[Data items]
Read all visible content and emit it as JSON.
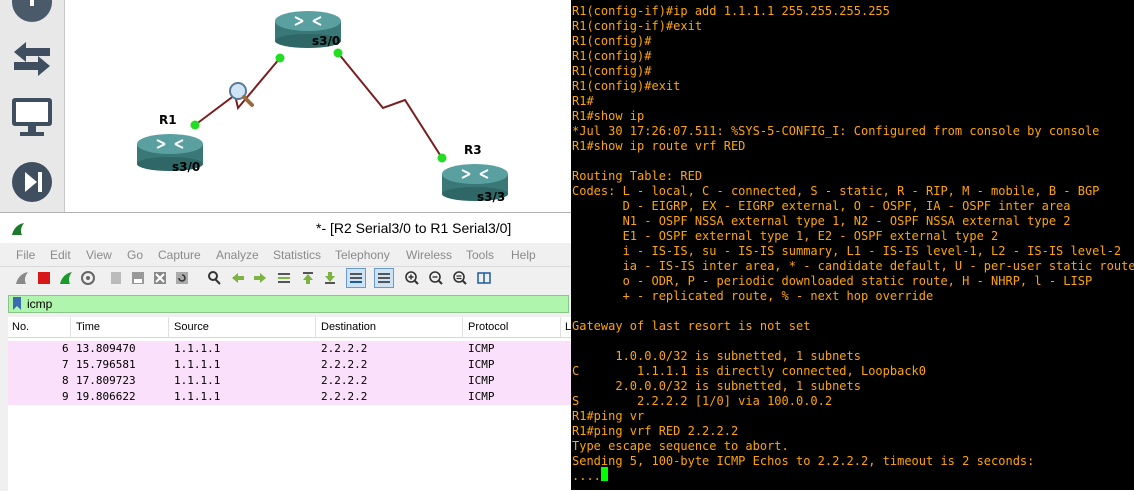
{
  "rail": {
    "icons": [
      "move-icon",
      "swap-icon",
      "monitor-icon",
      "next-icon"
    ]
  },
  "topology": {
    "routers": [
      {
        "name": "",
        "port": "s3/0"
      },
      {
        "name": "R1",
        "port": "s3/0"
      },
      {
        "name": "R3",
        "port": "s3/3"
      }
    ]
  },
  "wireshark": {
    "title": "*- [R2 Serial3/0 to R1 Serial3/0]",
    "menu": [
      "File",
      "Edit",
      "View",
      "Go",
      "Capture",
      "Analyze",
      "Statistics",
      "Telephony",
      "Wireless",
      "Tools",
      "Help"
    ],
    "filter": "icmp",
    "columns": [
      "No.",
      "Time",
      "Source",
      "Destination",
      "Protocol",
      "L"
    ],
    "packets": [
      {
        "no": "6",
        "time": "13.809470",
        "source": "1.1.1.1",
        "destination": "2.2.2.2",
        "protocol": "ICMP"
      },
      {
        "no": "7",
        "time": "15.796581",
        "source": "1.1.1.1",
        "destination": "2.2.2.2",
        "protocol": "ICMP"
      },
      {
        "no": "8",
        "time": "17.809723",
        "source": "1.1.1.1",
        "destination": "2.2.2.2",
        "protocol": "ICMP"
      },
      {
        "no": "9",
        "time": "19.806622",
        "source": "1.1.1.1",
        "destination": "2.2.2.2",
        "protocol": "ICMP"
      }
    ]
  },
  "terminal": {
    "lines": [
      "R1(config-if)#ip add 1.1.1.1 255.255.255.255",
      "R1(config-if)#exit",
      "R1(config)#",
      "R1(config)#",
      "R1(config)#",
      "R1(config)#exit",
      "R1#",
      "R1#show ip",
      "*Jul 30 17:26:07.511: %SYS-5-CONFIG_I: Configured from console by console",
      "R1#show ip route vrf RED",
      "",
      "Routing Table: RED",
      "Codes: L - local, C - connected, S - static, R - RIP, M - mobile, B - BGP",
      "       D - EIGRP, EX - EIGRP external, O - OSPF, IA - OSPF inter area",
      "       N1 - OSPF NSSA external type 1, N2 - OSPF NSSA external type 2",
      "       E1 - OSPF external type 1, E2 - OSPF external type 2",
      "       i - IS-IS, su - IS-IS summary, L1 - IS-IS level-1, L2 - IS-IS level-2",
      "       ia - IS-IS inter area, * - candidate default, U - per-user static route",
      "       o - ODR, P - periodic downloaded static route, H - NHRP, l - LISP",
      "       + - replicated route, % - next hop override",
      "",
      "Gateway of last resort is not set",
      "",
      "      1.0.0.0/32 is subnetted, 1 subnets",
      "C        1.1.1.1 is directly connected, Loopback0",
      "      2.0.0.0/32 is subnetted, 1 subnets",
      "S        2.2.2.2 [1/0] via 100.0.0.2",
      "R1#ping vr",
      "R1#ping vrf RED 2.2.2.2",
      "Type escape sequence to abort.",
      "Sending 5, 100-byte ICMP Echos to 2.2.2.2, timeout is 2 seconds:",
      "...."
    ]
  },
  "colors": {
    "terminal_text": "#ffa500",
    "terminal_bg": "#000000",
    "cursor": "#00ff00",
    "packet_row": "#fae0fa",
    "filter_bg": "#aff5ad",
    "link": "#7a1f1f",
    "port_dot": "#22dd22",
    "router_body": "#4f8f8f"
  }
}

_Required task_:
Word for word, quote the full listing, omitting every picture.

_Solution to this problem_:
Read all visible content and emit it as JSON.
{
  "rail": {
    "icons": [
      "move-icon",
      "swap-icon",
      "monitor-icon",
      "next-icon"
    ]
  },
  "topology": {
    "routers": [
      {
        "name": "",
        "port": "s3/0"
      },
      {
        "name": "R1",
        "port": "s3/0"
      },
      {
        "name": "R3",
        "port": "s3/3"
      }
    ]
  },
  "wireshark": {
    "title": "*- [R2 Serial3/0 to R1 Serial3/0]",
    "menu": [
      "File",
      "Edit",
      "View",
      "Go",
      "Capture",
      "Analyze",
      "Statistics",
      "Telephony",
      "Wireless",
      "Tools",
      "Help"
    ],
    "filter": "icmp",
    "columns": [
      "No.",
      "Time",
      "Source",
      "Destination",
      "Protocol",
      "L"
    ],
    "packets": [
      {
        "no": "6",
        "time": "13.809470",
        "source": "1.1.1.1",
        "destination": "2.2.2.2",
        "protocol": "ICMP"
      },
      {
        "no": "7",
        "time": "15.796581",
        "source": "1.1.1.1",
        "destination": "2.2.2.2",
        "protocol": "ICMP"
      },
      {
        "no": "8",
        "time": "17.809723",
        "source": "1.1.1.1",
        "destination": "2.2.2.2",
        "protocol": "ICMP"
      },
      {
        "no": "9",
        "time": "19.806622",
        "source": "1.1.1.1",
        "destination": "2.2.2.2",
        "protocol": "ICMP"
      }
    ]
  },
  "terminal": {
    "lines": [
      "R1(config-if)#ip add 1.1.1.1 255.255.255.255",
      "R1(config-if)#exit",
      "R1(config)#",
      "R1(config)#",
      "R1(config)#",
      "R1(config)#exit",
      "R1#",
      "R1#show ip",
      "*Jul 30 17:26:07.511: %SYS-5-CONFIG_I: Configured from console by console",
      "R1#show ip route vrf RED",
      "",
      "Routing Table: RED",
      "Codes: L - local, C - connected, S - static, R - RIP, M - mobile, B - BGP",
      "       D - EIGRP, EX - EIGRP external, O - OSPF, IA - OSPF inter area",
      "       N1 - OSPF NSSA external type 1, N2 - OSPF NSSA external type 2",
      "       E1 - OSPF external type 1, E2 - OSPF external type 2",
      "       i - IS-IS, su - IS-IS summary, L1 - IS-IS level-1, L2 - IS-IS level-2",
      "       ia - IS-IS inter area, * - candidate default, U - per-user static route",
      "       o - ODR, P - periodic downloaded static route, H - NHRP, l - LISP",
      "       + - replicated route, % - next hop override",
      "",
      "Gateway of last resort is not set",
      "",
      "      1.0.0.0/32 is subnetted, 1 subnets",
      "C        1.1.1.1 is directly connected, Loopback0",
      "      2.0.0.0/32 is subnetted, 1 subnets",
      "S        2.2.2.2 [1/0] via 100.0.0.2",
      "R1#ping vr",
      "R1#ping vrf RED 2.2.2.2",
      "Type escape sequence to abort.",
      "Sending 5, 100-byte ICMP Echos to 2.2.2.2, timeout is 2 seconds:",
      "...."
    ]
  },
  "colors": {
    "terminal_text": "#ffa500",
    "terminal_bg": "#000000",
    "cursor": "#00ff00",
    "packet_row": "#fae0fa",
    "filter_bg": "#aff5ad",
    "link": "#7a1f1f",
    "port_dot": "#22dd22",
    "router_body": "#4f8f8f"
  }
}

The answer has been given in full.